• To do:
Arrange the records from the line with "data-point [433,306,444,317]" up to and including the line with "unit-label: EN MILES DE US$ [151,91,258,105]" as a Markdown table with the columns No. and Entry. Number each row and leave out any blank lines.

• Record set:

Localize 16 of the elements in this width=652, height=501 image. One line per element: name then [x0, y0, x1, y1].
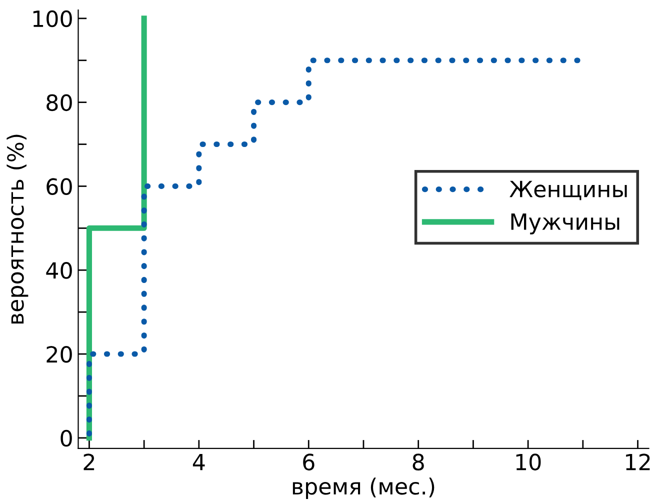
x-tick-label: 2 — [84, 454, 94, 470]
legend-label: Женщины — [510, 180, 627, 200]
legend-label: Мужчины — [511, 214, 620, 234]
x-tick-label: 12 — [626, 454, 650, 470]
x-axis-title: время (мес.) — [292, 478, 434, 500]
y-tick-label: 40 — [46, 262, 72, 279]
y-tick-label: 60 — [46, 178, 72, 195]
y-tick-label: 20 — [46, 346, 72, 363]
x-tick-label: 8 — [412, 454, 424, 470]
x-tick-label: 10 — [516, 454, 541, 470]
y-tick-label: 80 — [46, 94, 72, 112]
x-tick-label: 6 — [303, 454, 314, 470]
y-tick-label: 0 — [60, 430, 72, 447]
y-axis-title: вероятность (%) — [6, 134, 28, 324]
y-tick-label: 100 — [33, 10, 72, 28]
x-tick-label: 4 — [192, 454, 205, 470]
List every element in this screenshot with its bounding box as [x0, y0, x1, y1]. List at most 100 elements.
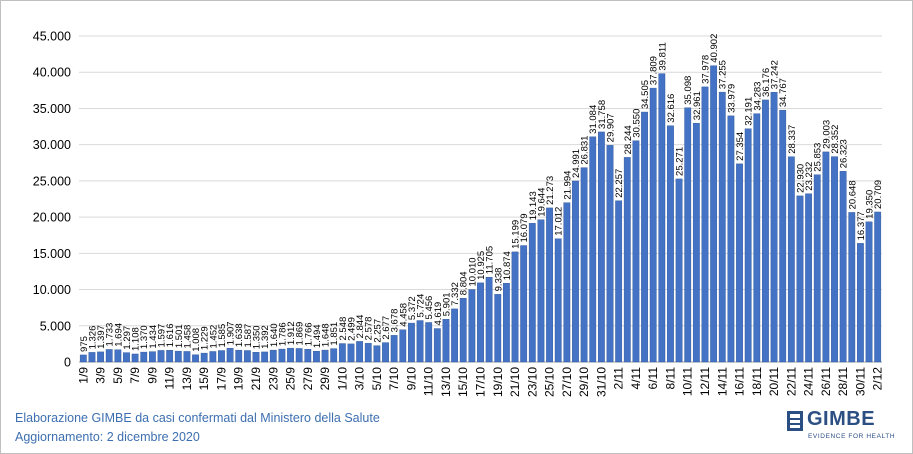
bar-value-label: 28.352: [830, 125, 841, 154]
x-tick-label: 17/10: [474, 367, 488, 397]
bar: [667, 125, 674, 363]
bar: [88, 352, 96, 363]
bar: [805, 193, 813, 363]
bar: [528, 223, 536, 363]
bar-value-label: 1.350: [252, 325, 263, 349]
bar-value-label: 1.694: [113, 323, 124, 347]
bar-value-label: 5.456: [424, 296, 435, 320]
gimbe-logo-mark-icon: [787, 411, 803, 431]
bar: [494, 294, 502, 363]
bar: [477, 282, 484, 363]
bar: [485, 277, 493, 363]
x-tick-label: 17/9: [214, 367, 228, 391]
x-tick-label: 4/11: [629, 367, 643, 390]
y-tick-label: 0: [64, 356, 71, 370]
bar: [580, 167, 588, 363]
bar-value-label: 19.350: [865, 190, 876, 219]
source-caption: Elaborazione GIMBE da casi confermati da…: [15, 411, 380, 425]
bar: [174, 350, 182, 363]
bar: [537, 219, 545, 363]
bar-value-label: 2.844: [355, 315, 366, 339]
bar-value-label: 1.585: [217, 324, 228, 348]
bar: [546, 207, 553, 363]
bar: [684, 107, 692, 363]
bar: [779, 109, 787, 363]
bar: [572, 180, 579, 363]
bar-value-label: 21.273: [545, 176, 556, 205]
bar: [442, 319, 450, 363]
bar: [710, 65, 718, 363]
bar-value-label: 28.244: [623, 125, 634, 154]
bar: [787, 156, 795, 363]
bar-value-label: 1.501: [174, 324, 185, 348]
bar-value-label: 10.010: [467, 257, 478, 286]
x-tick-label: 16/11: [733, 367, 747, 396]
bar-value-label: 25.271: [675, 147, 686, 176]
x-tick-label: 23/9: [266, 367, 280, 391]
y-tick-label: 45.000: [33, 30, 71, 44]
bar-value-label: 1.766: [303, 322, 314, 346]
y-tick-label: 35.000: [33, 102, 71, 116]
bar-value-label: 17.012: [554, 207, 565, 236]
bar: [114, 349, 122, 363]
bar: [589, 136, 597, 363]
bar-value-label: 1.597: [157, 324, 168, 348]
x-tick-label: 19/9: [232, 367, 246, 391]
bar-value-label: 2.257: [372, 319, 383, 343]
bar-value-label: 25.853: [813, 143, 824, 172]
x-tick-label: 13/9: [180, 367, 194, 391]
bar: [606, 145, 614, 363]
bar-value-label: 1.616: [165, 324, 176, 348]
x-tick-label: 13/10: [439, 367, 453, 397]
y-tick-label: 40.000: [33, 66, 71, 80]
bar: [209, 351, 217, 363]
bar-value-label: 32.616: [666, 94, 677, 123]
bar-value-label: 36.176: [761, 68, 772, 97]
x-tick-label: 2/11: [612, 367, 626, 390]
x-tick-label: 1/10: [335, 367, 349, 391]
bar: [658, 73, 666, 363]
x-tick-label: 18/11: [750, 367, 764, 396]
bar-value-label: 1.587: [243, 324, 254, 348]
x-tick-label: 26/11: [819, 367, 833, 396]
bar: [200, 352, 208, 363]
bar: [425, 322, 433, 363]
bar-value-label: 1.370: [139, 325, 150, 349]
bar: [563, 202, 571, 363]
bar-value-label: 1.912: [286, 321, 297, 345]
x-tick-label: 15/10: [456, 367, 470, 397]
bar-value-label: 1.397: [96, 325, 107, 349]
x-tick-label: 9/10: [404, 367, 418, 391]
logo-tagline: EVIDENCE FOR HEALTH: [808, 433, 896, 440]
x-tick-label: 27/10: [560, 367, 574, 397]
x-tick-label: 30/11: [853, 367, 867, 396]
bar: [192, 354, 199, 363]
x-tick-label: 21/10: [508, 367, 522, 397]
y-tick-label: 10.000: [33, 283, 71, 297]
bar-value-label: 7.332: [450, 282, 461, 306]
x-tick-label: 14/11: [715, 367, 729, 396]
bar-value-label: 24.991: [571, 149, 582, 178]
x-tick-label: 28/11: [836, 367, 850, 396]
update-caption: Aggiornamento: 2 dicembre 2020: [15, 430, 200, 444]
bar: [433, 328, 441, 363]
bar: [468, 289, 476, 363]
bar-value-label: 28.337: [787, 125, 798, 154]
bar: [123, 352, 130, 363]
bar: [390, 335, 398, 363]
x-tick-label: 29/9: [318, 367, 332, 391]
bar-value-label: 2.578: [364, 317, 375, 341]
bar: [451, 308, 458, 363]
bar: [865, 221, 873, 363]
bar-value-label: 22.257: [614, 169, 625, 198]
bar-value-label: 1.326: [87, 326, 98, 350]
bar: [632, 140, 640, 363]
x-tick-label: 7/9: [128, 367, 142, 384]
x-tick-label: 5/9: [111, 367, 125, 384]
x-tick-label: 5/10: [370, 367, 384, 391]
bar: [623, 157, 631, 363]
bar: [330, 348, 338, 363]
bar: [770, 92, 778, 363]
---
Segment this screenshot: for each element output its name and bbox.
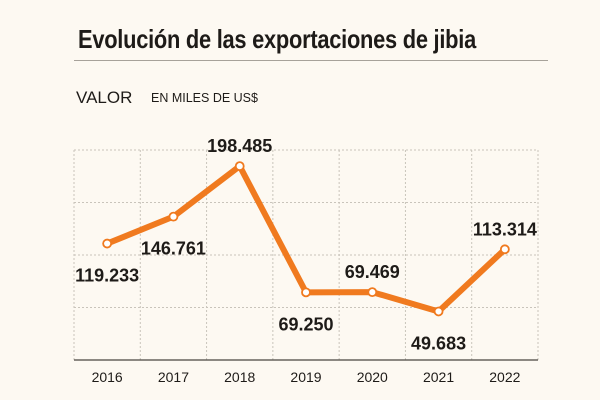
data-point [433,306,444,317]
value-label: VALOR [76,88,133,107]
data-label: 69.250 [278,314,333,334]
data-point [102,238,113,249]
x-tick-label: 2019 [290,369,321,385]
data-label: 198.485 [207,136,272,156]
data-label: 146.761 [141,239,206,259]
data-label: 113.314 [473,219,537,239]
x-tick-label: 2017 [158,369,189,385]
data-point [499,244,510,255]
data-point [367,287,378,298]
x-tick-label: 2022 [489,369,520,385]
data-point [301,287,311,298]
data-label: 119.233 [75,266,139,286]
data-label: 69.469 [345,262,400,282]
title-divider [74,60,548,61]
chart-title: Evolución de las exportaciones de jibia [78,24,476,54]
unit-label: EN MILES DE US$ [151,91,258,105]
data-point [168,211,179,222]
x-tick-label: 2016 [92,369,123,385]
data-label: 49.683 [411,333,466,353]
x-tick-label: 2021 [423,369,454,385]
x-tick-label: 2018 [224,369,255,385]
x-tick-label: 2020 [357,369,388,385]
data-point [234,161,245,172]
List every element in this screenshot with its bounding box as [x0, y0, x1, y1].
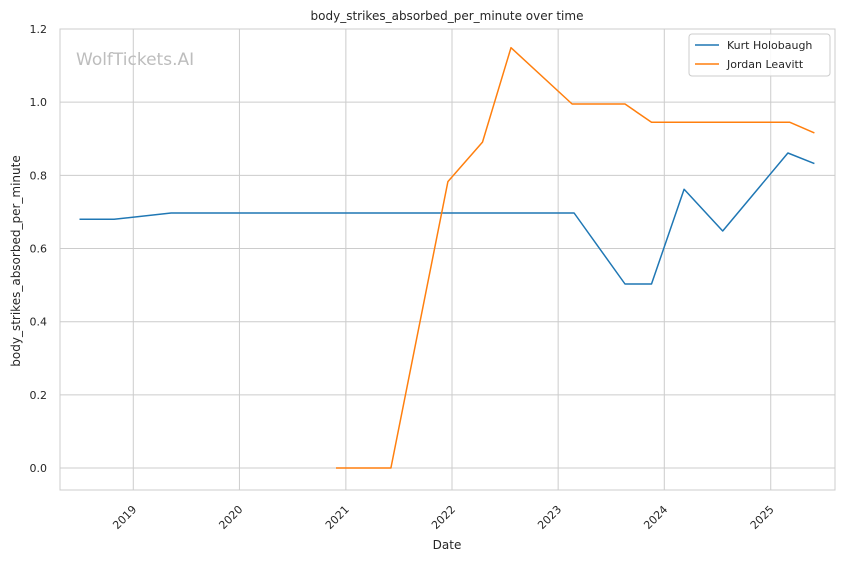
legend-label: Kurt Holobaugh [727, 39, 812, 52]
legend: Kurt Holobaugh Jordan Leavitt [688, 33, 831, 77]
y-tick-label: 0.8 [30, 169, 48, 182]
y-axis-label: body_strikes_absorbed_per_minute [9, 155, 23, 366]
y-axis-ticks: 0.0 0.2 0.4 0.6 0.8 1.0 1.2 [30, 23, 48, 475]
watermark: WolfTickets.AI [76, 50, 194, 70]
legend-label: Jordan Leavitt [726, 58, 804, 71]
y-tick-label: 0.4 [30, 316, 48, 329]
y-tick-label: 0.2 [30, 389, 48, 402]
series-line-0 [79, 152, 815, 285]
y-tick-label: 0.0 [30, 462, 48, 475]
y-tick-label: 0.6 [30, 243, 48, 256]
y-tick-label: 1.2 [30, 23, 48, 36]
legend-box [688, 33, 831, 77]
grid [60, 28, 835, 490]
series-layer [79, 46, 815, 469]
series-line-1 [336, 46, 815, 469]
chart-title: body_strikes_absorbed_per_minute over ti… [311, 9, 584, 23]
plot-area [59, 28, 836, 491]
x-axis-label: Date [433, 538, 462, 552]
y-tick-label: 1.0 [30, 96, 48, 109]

• Correct result:
| No. | Entry |
|---|---|
| 1 | data-point [433,306,444,317] |
| 2 | value-label: VALOR [76,88,133,107] |
| 3 | data-label: 69.250 [278,314,333,334] |
| 4 | data-point [102,238,113,249] |
| 5 | x-tick-label: 2019 [290,369,321,385] |
| 6 | data-label: 198.485 [207,136,272,156] |
| 7 | data-label: 146.761 [141,239,206,259] |
| 8 | data-label: 113.314 [473,219,537,239] |
| 9 | x-tick-label: 2017 [158,369,189,385] |
| 10 | data-point [499,244,510,255] |
| 11 | data-point [367,287,378,298] |
| 12 | x-tick-label: 2022 [489,369,520,385] |
| 13 | data-point [301,287,311,298] |
| 14 | data-label: 119.233 [75,266,139,286] |
| 15 | data-label: 69.469 [345,262,400,282] |
| 16 | title-divider [74,60,548,61] |
| 17 | chart-title: Evolución de las exportaciones de jibia [78,24,476,54] |
| 18 | unit-label: EN MILES DE US$ [151,91,258,105] |